_TASK OBJECTIVE_:
Copy the lines below as they are; omit the images they contain.

_DATASET CONTENT_:
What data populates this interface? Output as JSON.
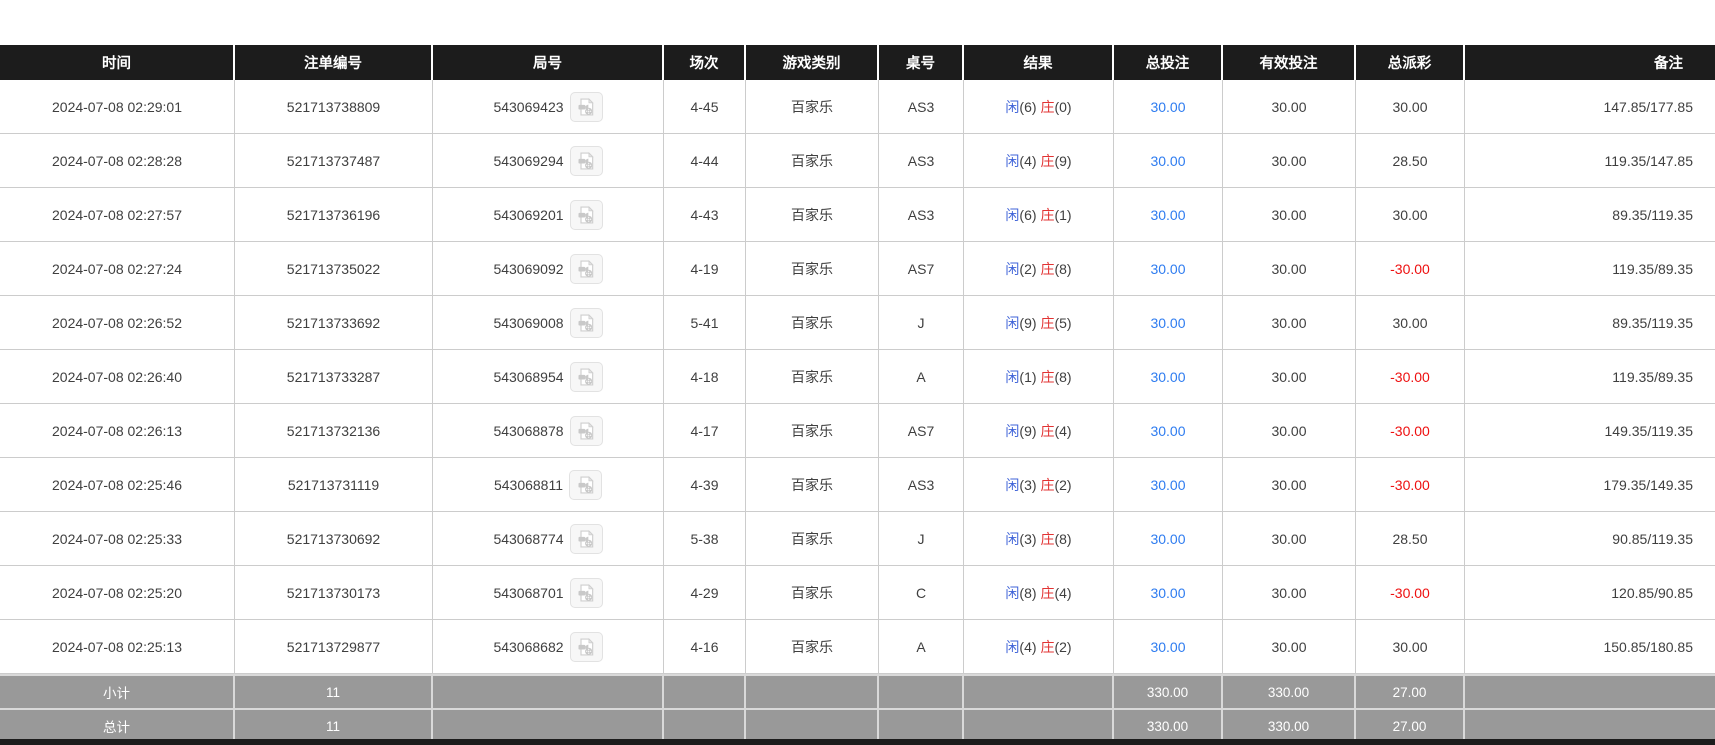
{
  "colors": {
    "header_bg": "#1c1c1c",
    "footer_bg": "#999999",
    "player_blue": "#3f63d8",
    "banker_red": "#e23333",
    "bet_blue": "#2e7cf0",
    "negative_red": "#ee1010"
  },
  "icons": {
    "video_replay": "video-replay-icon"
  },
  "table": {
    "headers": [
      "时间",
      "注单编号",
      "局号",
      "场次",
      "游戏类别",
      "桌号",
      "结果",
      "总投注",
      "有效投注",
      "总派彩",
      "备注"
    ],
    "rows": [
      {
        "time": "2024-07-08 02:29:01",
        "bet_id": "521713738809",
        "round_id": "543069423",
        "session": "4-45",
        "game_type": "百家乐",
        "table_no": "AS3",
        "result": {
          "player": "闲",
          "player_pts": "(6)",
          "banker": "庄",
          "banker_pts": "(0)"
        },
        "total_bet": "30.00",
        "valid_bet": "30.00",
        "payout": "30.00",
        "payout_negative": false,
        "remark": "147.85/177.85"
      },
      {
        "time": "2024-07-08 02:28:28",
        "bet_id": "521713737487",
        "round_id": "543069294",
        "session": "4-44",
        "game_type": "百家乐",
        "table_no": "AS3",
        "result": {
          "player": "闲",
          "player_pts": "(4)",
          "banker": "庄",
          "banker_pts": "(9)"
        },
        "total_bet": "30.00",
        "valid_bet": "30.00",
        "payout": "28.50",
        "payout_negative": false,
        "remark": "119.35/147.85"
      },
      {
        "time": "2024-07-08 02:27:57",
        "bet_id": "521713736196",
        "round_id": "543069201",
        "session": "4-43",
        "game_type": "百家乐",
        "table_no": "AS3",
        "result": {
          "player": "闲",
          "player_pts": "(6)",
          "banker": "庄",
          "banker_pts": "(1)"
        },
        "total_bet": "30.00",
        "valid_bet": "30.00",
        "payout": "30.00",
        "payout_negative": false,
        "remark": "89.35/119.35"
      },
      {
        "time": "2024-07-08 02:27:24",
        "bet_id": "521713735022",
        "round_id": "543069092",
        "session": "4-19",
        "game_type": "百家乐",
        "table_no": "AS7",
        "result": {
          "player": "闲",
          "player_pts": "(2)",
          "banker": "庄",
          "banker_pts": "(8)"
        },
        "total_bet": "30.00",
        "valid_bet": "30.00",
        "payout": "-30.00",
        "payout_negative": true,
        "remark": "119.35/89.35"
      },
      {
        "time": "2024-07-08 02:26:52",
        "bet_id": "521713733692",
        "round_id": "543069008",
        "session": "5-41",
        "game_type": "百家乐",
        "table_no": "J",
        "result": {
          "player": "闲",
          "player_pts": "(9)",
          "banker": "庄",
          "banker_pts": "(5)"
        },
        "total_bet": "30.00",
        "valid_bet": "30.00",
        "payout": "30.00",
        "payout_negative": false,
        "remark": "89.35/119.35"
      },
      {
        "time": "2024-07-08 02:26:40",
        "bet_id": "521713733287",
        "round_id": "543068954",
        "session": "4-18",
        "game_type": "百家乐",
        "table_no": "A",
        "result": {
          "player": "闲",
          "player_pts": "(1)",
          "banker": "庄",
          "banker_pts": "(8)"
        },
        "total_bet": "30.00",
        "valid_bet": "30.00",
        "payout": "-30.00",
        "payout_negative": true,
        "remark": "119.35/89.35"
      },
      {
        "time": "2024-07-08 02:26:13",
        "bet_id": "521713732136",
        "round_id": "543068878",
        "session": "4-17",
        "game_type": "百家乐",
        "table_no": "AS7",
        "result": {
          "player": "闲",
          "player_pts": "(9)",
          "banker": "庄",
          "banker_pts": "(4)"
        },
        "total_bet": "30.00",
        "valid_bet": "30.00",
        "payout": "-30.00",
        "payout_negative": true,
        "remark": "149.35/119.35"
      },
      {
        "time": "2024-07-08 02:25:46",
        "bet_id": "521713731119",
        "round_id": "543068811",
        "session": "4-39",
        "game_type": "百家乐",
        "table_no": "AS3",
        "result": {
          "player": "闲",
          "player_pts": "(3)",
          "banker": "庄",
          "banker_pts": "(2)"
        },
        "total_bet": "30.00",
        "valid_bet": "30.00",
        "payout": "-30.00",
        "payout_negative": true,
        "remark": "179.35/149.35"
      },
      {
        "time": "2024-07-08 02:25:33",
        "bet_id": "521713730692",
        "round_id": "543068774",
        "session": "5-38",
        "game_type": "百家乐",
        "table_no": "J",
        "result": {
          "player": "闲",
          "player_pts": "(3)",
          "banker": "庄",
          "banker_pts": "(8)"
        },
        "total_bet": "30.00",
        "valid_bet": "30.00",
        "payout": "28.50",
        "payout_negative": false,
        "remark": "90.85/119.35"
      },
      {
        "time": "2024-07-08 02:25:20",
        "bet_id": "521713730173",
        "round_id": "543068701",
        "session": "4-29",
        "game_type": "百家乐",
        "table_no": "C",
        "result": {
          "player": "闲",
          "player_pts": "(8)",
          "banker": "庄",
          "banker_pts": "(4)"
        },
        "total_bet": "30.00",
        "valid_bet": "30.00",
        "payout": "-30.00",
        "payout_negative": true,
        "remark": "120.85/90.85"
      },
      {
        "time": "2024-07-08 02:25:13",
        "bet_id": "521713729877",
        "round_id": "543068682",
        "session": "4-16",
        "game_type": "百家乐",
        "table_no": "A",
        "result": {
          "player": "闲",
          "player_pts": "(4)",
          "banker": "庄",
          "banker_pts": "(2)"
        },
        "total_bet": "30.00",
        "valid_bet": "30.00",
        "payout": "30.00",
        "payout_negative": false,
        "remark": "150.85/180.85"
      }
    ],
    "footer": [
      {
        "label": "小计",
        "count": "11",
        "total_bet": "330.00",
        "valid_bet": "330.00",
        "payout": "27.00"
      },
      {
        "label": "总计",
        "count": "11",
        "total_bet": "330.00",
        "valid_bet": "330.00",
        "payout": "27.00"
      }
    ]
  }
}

_SOLUTION_:
What data populates this interface? Output as JSON.
{
  "colors": {
    "header_bg": "#1c1c1c",
    "footer_bg": "#999999",
    "player_blue": "#3f63d8",
    "banker_red": "#e23333",
    "bet_blue": "#2e7cf0",
    "negative_red": "#ee1010"
  },
  "icons": {
    "video_replay": "video-replay-icon"
  },
  "table": {
    "headers": [
      "时间",
      "注单编号",
      "局号",
      "场次",
      "游戏类别",
      "桌号",
      "结果",
      "总投注",
      "有效投注",
      "总派彩",
      "备注"
    ],
    "rows": [
      {
        "time": "2024-07-08 02:29:01",
        "bet_id": "521713738809",
        "round_id": "543069423",
        "session": "4-45",
        "game_type": "百家乐",
        "table_no": "AS3",
        "result": {
          "player": "闲",
          "player_pts": "(6)",
          "banker": "庄",
          "banker_pts": "(0)"
        },
        "total_bet": "30.00",
        "valid_bet": "30.00",
        "payout": "30.00",
        "payout_negative": false,
        "remark": "147.85/177.85"
      },
      {
        "time": "2024-07-08 02:28:28",
        "bet_id": "521713737487",
        "round_id": "543069294",
        "session": "4-44",
        "game_type": "百家乐",
        "table_no": "AS3",
        "result": {
          "player": "闲",
          "player_pts": "(4)",
          "banker": "庄",
          "banker_pts": "(9)"
        },
        "total_bet": "30.00",
        "valid_bet": "30.00",
        "payout": "28.50",
        "payout_negative": false,
        "remark": "119.35/147.85"
      },
      {
        "time": "2024-07-08 02:27:57",
        "bet_id": "521713736196",
        "round_id": "543069201",
        "session": "4-43",
        "game_type": "百家乐",
        "table_no": "AS3",
        "result": {
          "player": "闲",
          "player_pts": "(6)",
          "banker": "庄",
          "banker_pts": "(1)"
        },
        "total_bet": "30.00",
        "valid_bet": "30.00",
        "payout": "30.00",
        "payout_negative": false,
        "remark": "89.35/119.35"
      },
      {
        "time": "2024-07-08 02:27:24",
        "bet_id": "521713735022",
        "round_id": "543069092",
        "session": "4-19",
        "game_type": "百家乐",
        "table_no": "AS7",
        "result": {
          "player": "闲",
          "player_pts": "(2)",
          "banker": "庄",
          "banker_pts": "(8)"
        },
        "total_bet": "30.00",
        "valid_bet": "30.00",
        "payout": "-30.00",
        "payout_negative": true,
        "remark": "119.35/89.35"
      },
      {
        "time": "2024-07-08 02:26:52",
        "bet_id": "521713733692",
        "round_id": "543069008",
        "session": "5-41",
        "game_type": "百家乐",
        "table_no": "J",
        "result": {
          "player": "闲",
          "player_pts": "(9)",
          "banker": "庄",
          "banker_pts": "(5)"
        },
        "total_bet": "30.00",
        "valid_bet": "30.00",
        "payout": "30.00",
        "payout_negative": false,
        "remark": "89.35/119.35"
      },
      {
        "time": "2024-07-08 02:26:40",
        "bet_id": "521713733287",
        "round_id": "543068954",
        "session": "4-18",
        "game_type": "百家乐",
        "table_no": "A",
        "result": {
          "player": "闲",
          "player_pts": "(1)",
          "banker": "庄",
          "banker_pts": "(8)"
        },
        "total_bet": "30.00",
        "valid_bet": "30.00",
        "payout": "-30.00",
        "payout_negative": true,
        "remark": "119.35/89.35"
      },
      {
        "time": "2024-07-08 02:26:13",
        "bet_id": "521713732136",
        "round_id": "543068878",
        "session": "4-17",
        "game_type": "百家乐",
        "table_no": "AS7",
        "result": {
          "player": "闲",
          "player_pts": "(9)",
          "banker": "庄",
          "banker_pts": "(4)"
        },
        "total_bet": "30.00",
        "valid_bet": "30.00",
        "payout": "-30.00",
        "payout_negative": true,
        "remark": "149.35/119.35"
      },
      {
        "time": "2024-07-08 02:25:46",
        "bet_id": "521713731119",
        "round_id": "543068811",
        "session": "4-39",
        "game_type": "百家乐",
        "table_no": "AS3",
        "result": {
          "player": "闲",
          "player_pts": "(3)",
          "banker": "庄",
          "banker_pts": "(2)"
        },
        "total_bet": "30.00",
        "valid_bet": "30.00",
        "payout": "-30.00",
        "payout_negative": true,
        "remark": "179.35/149.35"
      },
      {
        "time": "2024-07-08 02:25:33",
        "bet_id": "521713730692",
        "round_id": "543068774",
        "session": "5-38",
        "game_type": "百家乐",
        "table_no": "J",
        "result": {
          "player": "闲",
          "player_pts": "(3)",
          "banker": "庄",
          "banker_pts": "(8)"
        },
        "total_bet": "30.00",
        "valid_bet": "30.00",
        "payout": "28.50",
        "payout_negative": false,
        "remark": "90.85/119.35"
      },
      {
        "time": "2024-07-08 02:25:20",
        "bet_id": "521713730173",
        "round_id": "543068701",
        "session": "4-29",
        "game_type": "百家乐",
        "table_no": "C",
        "result": {
          "player": "闲",
          "player_pts": "(8)",
          "banker": "庄",
          "banker_pts": "(4)"
        },
        "total_bet": "30.00",
        "valid_bet": "30.00",
        "payout": "-30.00",
        "payout_negative": true,
        "remark": "120.85/90.85"
      },
      {
        "time": "2024-07-08 02:25:13",
        "bet_id": "521713729877",
        "round_id": "543068682",
        "session": "4-16",
        "game_type": "百家乐",
        "table_no": "A",
        "result": {
          "player": "闲",
          "player_pts": "(4)",
          "banker": "庄",
          "banker_pts": "(2)"
        },
        "total_bet": "30.00",
        "valid_bet": "30.00",
        "payout": "30.00",
        "payout_negative": false,
        "remark": "150.85/180.85"
      }
    ],
    "footer": [
      {
        "label": "小计",
        "count": "11",
        "total_bet": "330.00",
        "valid_bet": "330.00",
        "payout": "27.00"
      },
      {
        "label": "总计",
        "count": "11",
        "total_bet": "330.00",
        "valid_bet": "330.00",
        "payout": "27.00"
      }
    ]
  }
}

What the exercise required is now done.